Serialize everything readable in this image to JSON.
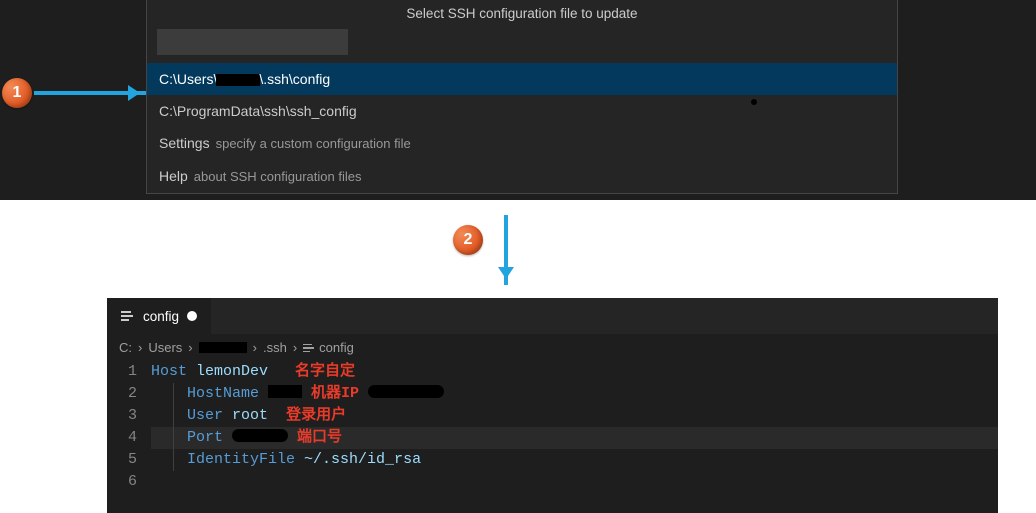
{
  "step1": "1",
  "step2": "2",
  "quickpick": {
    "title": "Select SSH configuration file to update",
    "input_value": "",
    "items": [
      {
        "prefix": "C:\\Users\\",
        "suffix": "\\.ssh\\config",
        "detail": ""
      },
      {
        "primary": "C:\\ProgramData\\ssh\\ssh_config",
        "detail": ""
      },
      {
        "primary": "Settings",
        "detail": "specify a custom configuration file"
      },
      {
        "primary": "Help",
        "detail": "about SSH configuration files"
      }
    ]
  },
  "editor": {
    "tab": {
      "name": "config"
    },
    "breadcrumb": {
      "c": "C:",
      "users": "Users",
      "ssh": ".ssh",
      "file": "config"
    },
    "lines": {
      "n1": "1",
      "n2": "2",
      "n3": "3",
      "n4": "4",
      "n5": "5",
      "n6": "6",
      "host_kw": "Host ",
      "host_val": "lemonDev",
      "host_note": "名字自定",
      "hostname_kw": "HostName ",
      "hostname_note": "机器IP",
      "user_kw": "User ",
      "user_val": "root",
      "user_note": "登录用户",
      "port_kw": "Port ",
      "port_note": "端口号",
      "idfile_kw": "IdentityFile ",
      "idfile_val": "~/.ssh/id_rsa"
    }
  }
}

- - -

Leaving out the pictures, repeat the data above exactly.

Serialize everything readable in this image to JSON.
{
  "step1": "1",
  "step2": "2",
  "quickpick": {
    "title": "Select SSH configuration file to update",
    "input_value": "",
    "items": [
      {
        "prefix": "C:\\Users\\",
        "suffix": "\\.ssh\\config",
        "detail": ""
      },
      {
        "primary": "C:\\ProgramData\\ssh\\ssh_config",
        "detail": ""
      },
      {
        "primary": "Settings",
        "detail": "specify a custom configuration file"
      },
      {
        "primary": "Help",
        "detail": "about SSH configuration files"
      }
    ]
  },
  "editor": {
    "tab": {
      "name": "config"
    },
    "breadcrumb": {
      "c": "C:",
      "users": "Users",
      "ssh": ".ssh",
      "file": "config"
    },
    "lines": {
      "n1": "1",
      "n2": "2",
      "n3": "3",
      "n4": "4",
      "n5": "5",
      "n6": "6",
      "host_kw": "Host ",
      "host_val": "lemonDev",
      "host_note": "名字自定",
      "hostname_kw": "HostName ",
      "hostname_note": "机器IP",
      "user_kw": "User ",
      "user_val": "root",
      "user_note": "登录用户",
      "port_kw": "Port ",
      "port_note": "端口号",
      "idfile_kw": "IdentityFile ",
      "idfile_val": "~/.ssh/id_rsa"
    }
  }
}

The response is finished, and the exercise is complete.